* **What is asked**:
Search the data for the word "filled" and copy every line that contains it.

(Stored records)

• • • • •

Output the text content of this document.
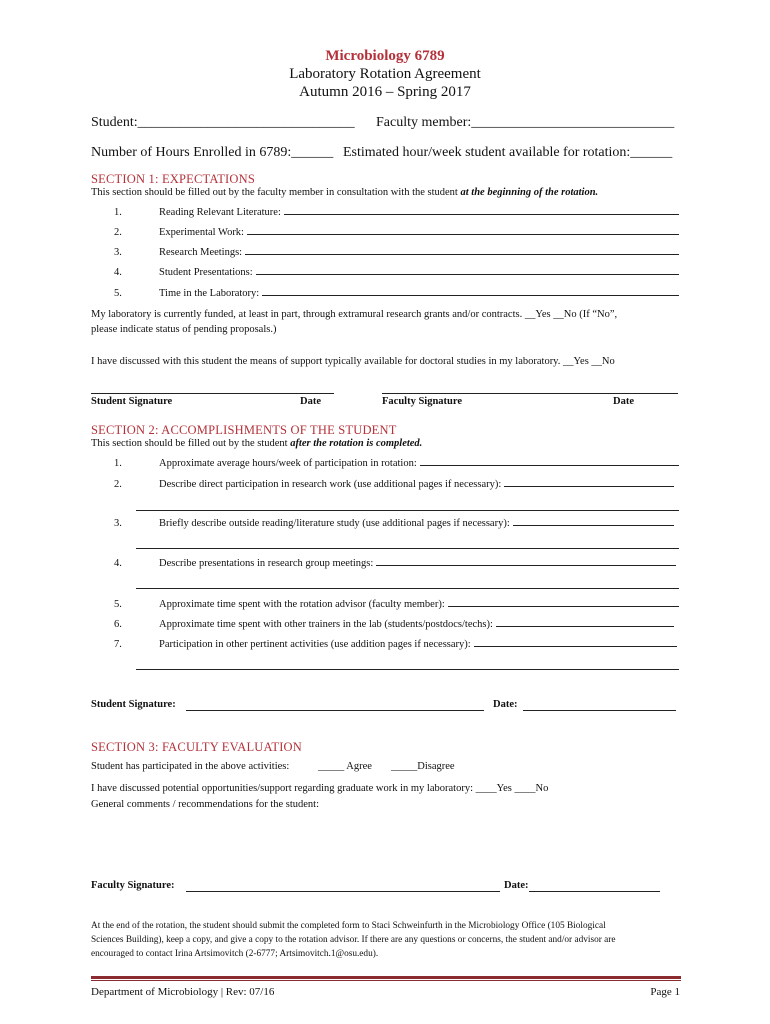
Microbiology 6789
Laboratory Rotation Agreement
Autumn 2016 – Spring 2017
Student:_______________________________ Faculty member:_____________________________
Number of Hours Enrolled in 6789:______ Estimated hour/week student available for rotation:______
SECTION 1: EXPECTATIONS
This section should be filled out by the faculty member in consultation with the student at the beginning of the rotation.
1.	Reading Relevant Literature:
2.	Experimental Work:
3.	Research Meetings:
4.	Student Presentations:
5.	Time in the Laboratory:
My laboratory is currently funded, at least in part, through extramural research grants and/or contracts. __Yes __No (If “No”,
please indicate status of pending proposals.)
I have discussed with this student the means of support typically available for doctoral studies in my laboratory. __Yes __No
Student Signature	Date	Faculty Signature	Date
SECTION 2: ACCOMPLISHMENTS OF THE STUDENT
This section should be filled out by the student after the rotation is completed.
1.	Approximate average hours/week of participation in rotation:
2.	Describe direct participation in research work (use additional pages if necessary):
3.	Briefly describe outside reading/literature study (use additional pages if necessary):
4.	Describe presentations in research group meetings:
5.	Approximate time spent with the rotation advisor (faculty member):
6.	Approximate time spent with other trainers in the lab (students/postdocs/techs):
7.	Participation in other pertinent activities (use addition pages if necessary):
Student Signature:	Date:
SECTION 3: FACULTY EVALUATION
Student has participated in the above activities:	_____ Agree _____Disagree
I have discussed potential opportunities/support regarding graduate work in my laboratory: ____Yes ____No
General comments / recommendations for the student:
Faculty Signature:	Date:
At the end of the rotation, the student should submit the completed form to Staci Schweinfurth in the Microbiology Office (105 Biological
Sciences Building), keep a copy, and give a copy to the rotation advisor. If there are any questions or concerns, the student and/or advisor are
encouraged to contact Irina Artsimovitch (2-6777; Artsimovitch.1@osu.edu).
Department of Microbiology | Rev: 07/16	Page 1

• • • • •

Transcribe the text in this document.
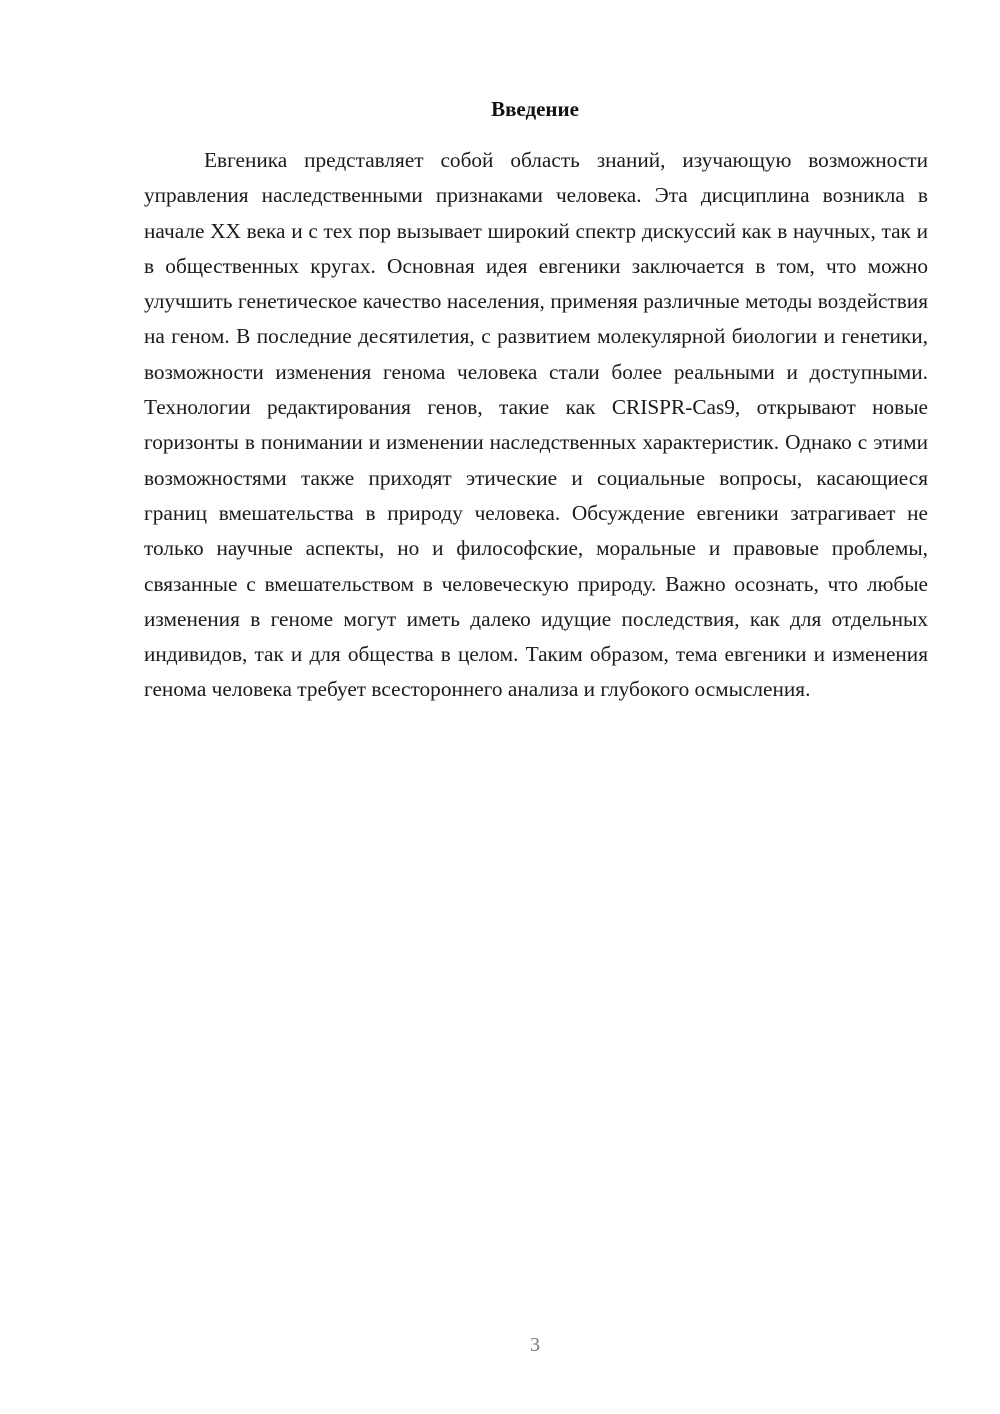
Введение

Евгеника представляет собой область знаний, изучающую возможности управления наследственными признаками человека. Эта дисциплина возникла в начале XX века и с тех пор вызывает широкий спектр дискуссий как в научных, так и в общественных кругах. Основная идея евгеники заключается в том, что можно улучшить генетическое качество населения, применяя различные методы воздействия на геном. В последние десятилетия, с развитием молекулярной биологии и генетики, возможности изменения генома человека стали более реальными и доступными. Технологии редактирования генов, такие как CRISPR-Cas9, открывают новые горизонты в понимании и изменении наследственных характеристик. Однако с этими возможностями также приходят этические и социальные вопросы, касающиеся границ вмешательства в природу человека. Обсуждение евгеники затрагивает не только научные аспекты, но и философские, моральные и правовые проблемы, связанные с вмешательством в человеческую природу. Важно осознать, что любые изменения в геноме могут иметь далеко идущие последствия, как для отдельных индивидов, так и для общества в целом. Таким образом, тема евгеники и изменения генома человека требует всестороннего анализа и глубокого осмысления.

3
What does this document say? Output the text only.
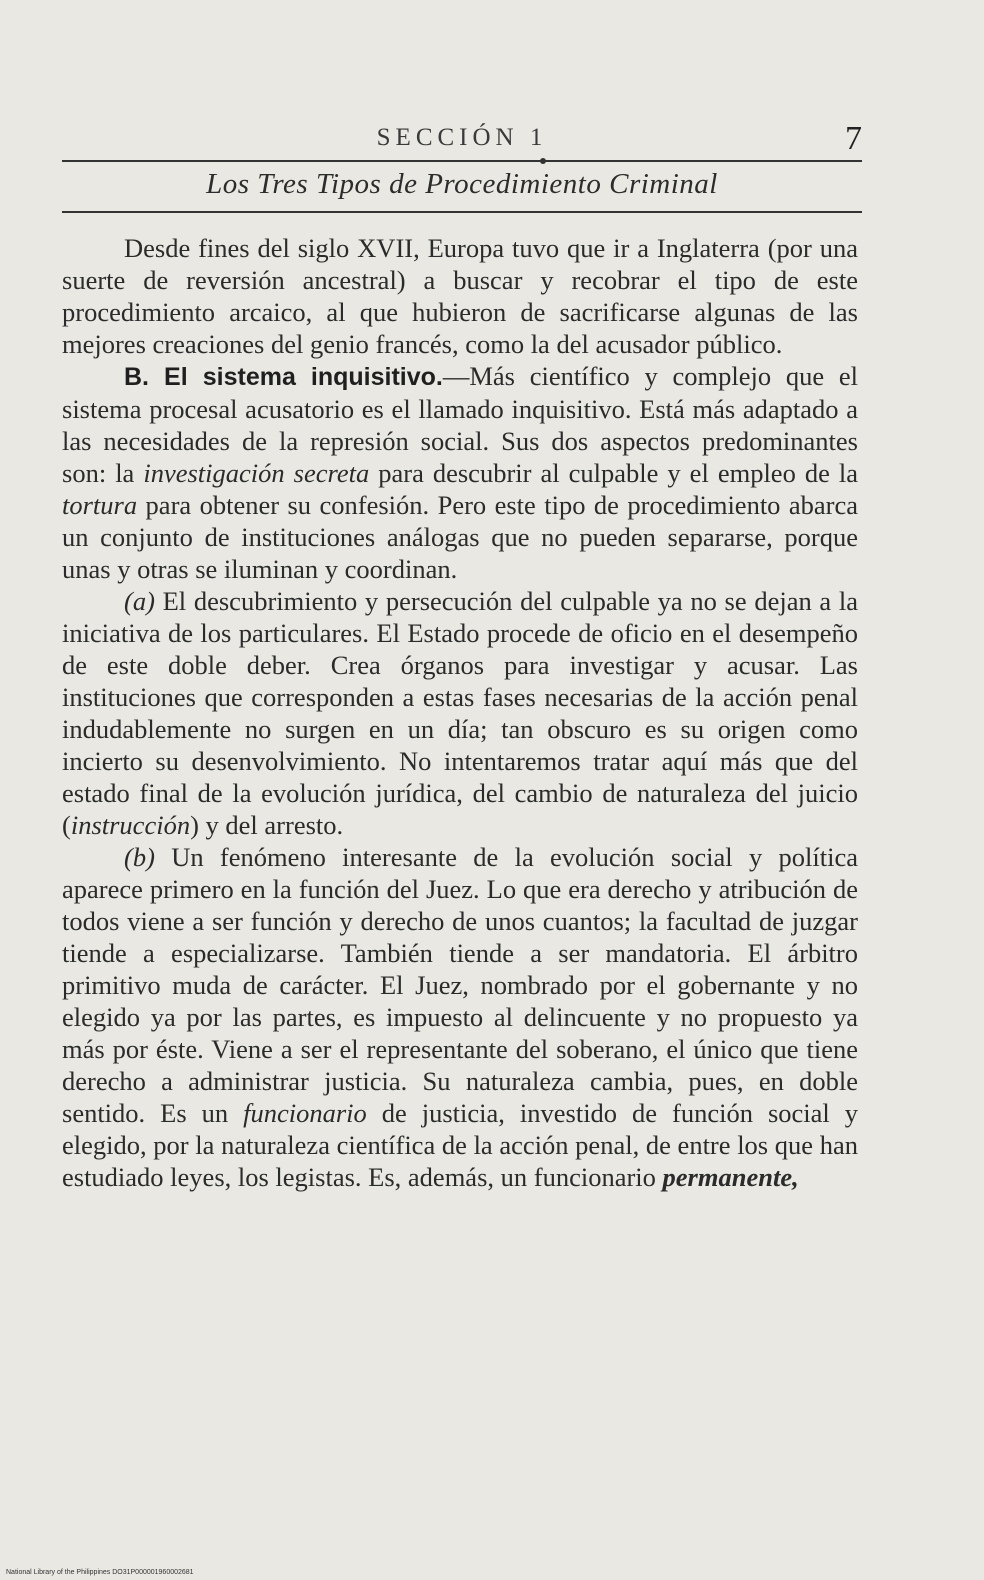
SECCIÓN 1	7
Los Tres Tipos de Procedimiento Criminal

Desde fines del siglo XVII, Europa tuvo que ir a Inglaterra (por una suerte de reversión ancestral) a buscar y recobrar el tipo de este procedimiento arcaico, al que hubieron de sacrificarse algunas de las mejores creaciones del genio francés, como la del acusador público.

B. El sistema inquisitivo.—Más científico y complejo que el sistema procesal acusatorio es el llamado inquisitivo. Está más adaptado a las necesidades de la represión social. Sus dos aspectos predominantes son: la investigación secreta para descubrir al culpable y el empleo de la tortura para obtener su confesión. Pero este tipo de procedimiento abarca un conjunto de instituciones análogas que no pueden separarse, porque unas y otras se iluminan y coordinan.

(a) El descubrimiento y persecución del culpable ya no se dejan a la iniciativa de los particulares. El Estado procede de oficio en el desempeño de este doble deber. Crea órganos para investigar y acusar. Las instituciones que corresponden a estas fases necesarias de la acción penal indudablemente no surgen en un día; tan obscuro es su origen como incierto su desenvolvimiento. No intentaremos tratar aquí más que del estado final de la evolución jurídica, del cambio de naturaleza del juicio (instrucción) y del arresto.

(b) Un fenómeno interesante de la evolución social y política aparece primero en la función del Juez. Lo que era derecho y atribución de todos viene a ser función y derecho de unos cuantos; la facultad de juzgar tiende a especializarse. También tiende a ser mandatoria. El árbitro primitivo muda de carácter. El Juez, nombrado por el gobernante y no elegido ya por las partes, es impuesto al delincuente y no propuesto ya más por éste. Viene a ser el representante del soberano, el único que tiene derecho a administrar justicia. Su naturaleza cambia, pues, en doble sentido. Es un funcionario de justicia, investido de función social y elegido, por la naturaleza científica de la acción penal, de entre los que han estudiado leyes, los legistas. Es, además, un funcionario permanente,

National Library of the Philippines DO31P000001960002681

• • • • •

* **Task result**:
This section should be filled out by the faculty member in consultation with the student at the beginning of the rotation.
This section should be filled out by the student after the rotation is completed.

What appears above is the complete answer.